• Stated task:
Images embedded in the records are excluded; print everything else exactly as given.

* * * *

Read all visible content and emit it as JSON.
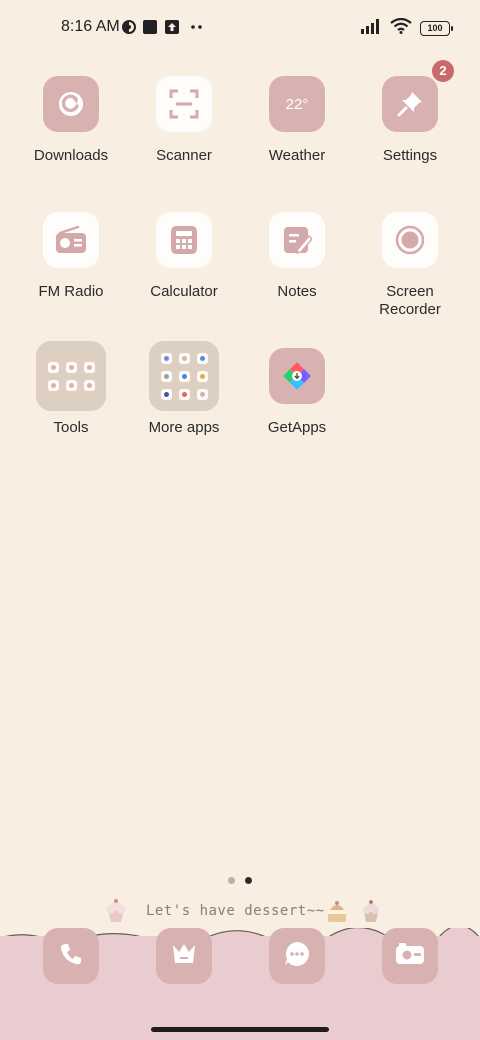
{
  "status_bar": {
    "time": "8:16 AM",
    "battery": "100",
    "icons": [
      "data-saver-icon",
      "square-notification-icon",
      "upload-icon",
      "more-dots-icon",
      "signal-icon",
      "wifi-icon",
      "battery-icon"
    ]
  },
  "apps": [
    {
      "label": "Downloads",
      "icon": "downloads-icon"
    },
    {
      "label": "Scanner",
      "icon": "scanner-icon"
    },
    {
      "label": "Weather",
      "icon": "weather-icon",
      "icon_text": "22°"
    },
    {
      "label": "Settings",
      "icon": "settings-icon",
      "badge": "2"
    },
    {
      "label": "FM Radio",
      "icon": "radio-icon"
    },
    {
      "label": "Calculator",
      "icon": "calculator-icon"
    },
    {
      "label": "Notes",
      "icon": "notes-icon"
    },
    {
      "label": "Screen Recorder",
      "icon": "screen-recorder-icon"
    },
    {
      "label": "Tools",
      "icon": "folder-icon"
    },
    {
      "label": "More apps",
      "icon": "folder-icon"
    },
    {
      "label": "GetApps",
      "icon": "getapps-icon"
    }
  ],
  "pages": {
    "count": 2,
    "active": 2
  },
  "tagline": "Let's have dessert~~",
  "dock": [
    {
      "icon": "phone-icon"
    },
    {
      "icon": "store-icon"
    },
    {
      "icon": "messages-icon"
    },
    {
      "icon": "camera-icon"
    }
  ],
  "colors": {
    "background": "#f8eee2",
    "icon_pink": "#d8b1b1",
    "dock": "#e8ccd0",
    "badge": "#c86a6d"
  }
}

* * * *

• Output of the task:
Read all visible content and emit it as JSON.
{
  "status_bar": {
    "time": "8:16 AM",
    "battery": "100",
    "icons": [
      "data-saver-icon",
      "square-notification-icon",
      "upload-icon",
      "more-dots-icon",
      "signal-icon",
      "wifi-icon",
      "battery-icon"
    ]
  },
  "apps": [
    {
      "label": "Downloads",
      "icon": "downloads-icon"
    },
    {
      "label": "Scanner",
      "icon": "scanner-icon"
    },
    {
      "label": "Weather",
      "icon": "weather-icon",
      "icon_text": "22°"
    },
    {
      "label": "Settings",
      "icon": "settings-icon",
      "badge": "2"
    },
    {
      "label": "FM Radio",
      "icon": "radio-icon"
    },
    {
      "label": "Calculator",
      "icon": "calculator-icon"
    },
    {
      "label": "Notes",
      "icon": "notes-icon"
    },
    {
      "label": "Screen Recorder",
      "icon": "screen-recorder-icon"
    },
    {
      "label": "Tools",
      "icon": "folder-icon"
    },
    {
      "label": "More apps",
      "icon": "folder-icon"
    },
    {
      "label": "GetApps",
      "icon": "getapps-icon"
    }
  ],
  "pages": {
    "count": 2,
    "active": 2
  },
  "tagline": "Let's have dessert~~",
  "dock": [
    {
      "icon": "phone-icon"
    },
    {
      "icon": "store-icon"
    },
    {
      "icon": "messages-icon"
    },
    {
      "icon": "camera-icon"
    }
  ],
  "colors": {
    "background": "#f8eee2",
    "icon_pink": "#d8b1b1",
    "dock": "#e8ccd0",
    "badge": "#c86a6d"
  }
}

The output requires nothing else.